[TASK BRIEF]:
Repeat the records. Each line must match exactly.

[EXCERPTED DATA]:
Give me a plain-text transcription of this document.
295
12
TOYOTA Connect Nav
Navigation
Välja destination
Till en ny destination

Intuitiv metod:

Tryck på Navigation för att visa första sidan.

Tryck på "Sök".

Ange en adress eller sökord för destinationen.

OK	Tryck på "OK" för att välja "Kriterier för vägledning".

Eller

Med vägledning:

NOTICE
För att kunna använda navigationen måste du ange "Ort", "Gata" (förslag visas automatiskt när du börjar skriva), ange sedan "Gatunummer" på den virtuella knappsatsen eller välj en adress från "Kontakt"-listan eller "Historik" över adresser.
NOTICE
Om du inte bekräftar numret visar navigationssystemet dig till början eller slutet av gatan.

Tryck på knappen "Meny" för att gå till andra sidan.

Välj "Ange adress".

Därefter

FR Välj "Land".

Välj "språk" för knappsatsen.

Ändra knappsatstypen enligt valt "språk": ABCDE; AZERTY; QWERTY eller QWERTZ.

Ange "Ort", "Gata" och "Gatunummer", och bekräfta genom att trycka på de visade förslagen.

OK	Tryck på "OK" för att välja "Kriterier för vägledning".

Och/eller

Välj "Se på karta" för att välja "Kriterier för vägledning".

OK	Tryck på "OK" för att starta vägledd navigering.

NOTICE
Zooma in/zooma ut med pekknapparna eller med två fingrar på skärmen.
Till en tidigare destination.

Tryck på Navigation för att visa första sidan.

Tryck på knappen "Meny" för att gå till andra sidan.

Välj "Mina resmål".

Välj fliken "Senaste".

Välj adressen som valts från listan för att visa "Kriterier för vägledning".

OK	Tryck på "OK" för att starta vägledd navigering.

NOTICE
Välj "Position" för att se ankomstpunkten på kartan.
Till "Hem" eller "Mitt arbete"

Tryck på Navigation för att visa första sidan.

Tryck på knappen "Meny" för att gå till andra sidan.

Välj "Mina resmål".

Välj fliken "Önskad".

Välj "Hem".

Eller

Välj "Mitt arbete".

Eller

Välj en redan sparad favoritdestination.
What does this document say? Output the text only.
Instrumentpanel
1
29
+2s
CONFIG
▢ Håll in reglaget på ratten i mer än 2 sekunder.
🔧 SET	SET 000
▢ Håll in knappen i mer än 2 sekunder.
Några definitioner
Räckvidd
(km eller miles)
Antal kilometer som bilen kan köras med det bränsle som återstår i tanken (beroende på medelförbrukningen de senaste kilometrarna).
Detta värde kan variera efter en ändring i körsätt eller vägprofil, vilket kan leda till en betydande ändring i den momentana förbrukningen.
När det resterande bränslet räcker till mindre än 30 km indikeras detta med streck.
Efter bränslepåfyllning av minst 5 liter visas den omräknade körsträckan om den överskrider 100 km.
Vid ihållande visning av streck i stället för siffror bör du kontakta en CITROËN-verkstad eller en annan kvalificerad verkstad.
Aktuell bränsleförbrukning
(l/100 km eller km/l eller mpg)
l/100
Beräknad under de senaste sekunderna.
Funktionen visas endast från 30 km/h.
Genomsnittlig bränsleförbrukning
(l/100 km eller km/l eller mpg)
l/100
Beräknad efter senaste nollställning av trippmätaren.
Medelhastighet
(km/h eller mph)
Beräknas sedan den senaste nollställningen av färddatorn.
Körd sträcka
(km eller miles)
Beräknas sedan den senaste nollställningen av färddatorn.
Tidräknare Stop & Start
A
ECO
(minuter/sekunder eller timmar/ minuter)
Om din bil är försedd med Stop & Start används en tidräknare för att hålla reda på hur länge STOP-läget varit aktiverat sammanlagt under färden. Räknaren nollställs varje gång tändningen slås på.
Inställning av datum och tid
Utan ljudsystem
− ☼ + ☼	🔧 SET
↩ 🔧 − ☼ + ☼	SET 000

[SOLUTION TO THE PROBLEM]:
Give me a plain-text transcription of this document.
295
12
TOYOTA Connect Nav
Navigation
Välja destination
Till en ny destination

Intuitiv metod:

Tryck på Navigation för att visa första sidan.

Tryck på "Sök".

Ange en adress eller sökord för destinationen.

OK	Tryck på "OK" för att välja "Kriterier för vägledning".

Eller

Med vägledning:

NOTICE
För att kunna använda navigationen måste du ange "Ort", "Gata" (förslag visas automatiskt när du börjar skriva), ange sedan "Gatunummer" på den virtuella knappsatsen eller välj en adress från "Kontakt"-listan eller "Historik" över adresser.
NOTICE
Om du inte bekräftar numret visar navigationssystemet dig till början eller slutet av gatan.

Tryck på knappen "Meny" för att gå till andra sidan.

Välj "Ange adress".

Därefter

FR Välj "Land".

Välj "språk" för knappsatsen.

Ändra knappsatstypen enligt valt "språk": ABCDE; AZERTY; QWERTY eller QWERTZ.

Ange "Ort", "Gata" och "Gatunummer", och bekräfta genom att trycka på de visade förslagen.

OK	Tryck på "OK" för att välja "Kriterier för vägledning".

Och/eller

Välj "Se på karta" för att välja "Kriterier för vägledning".

OK	Tryck på "OK" för att starta vägledd navigering.

NOTICE
Zooma in/zooma ut med pekknapparna eller med två fingrar på skärmen.
Till en tidigare destination.

Tryck på Navigation för att visa första sidan.

Tryck på knappen "Meny" för att gå till andra sidan.

Välj "Mina resmål".

Välj fliken "Senaste".

Välj adressen som valts från listan för att visa "Kriterier för vägledning".

OK	Tryck på "OK" för att starta vägledd navigering.

NOTICE
Välj "Position" för att se ankomstpunkten på kartan.
Till "Hem" eller "Mitt arbete"

Tryck på Navigation för att visa första sidan.

Tryck på knappen "Meny" för att gå till andra sidan.

Välj "Mina resmål".

Välj fliken "Önskad".

Välj "Hem".

Eller

Välj "Mitt arbete".

Eller

Välj en redan sparad favoritdestination.
What does this document say? Output the text only.
Instrumentpanel
1
29
+2s
CONFIG
▢ Håll in reglaget på ratten i mer än 2 sekunder.
🔧 SET	SET 000
▢ Håll in knappen i mer än 2 sekunder.
Några definitioner
Räckvidd
(km eller miles)
Antal kilometer som bilen kan köras med det bränsle som återstår i tanken (beroende på medelförbrukningen de senaste kilometrarna).
Detta värde kan variera efter en ändring i körsätt eller vägprofil, vilket kan leda till en betydande ändring i den momentana förbrukningen.
När det resterande bränslet räcker till mindre än 30 km indikeras detta med streck.
Efter bränslepåfyllning av minst 5 liter visas den omräknade körsträckan om den överskrider 100 km.
Vid ihållande visning av streck i stället för siffror bör du kontakta en CITROËN-verkstad eller en annan kvalificerad verkstad.
Aktuell bränsleförbrukning
(l/100 km eller km/l eller mpg)
l/100
Beräknad under de senaste sekunderna.
Funktionen visas endast från 30 km/h.
Genomsnittlig bränsleförbrukning
(l/100 km eller km/l eller mpg)
l/100
Beräknad efter senaste nollställning av trippmätaren.
Medelhastighet
(km/h eller mph)
Beräknas sedan den senaste nollställningen av färddatorn.
Körd sträcka
(km eller miles)
Beräknas sedan den senaste nollställningen av färddatorn.
Tidräknare Stop & Start
A
ECO
(minuter/sekunder eller timmar/ minuter)
Om din bil är försedd med Stop & Start används en tidräknare för att hålla reda på hur länge STOP-läget varit aktiverat sammanlagt under färden. Räknaren nollställs varje gång tändningen slås på.
Inställning av datum och tid
Utan ljudsystem
− ☼ + ☼	🔧 SET
↩ 🔧 − ☼ + ☼	SET 000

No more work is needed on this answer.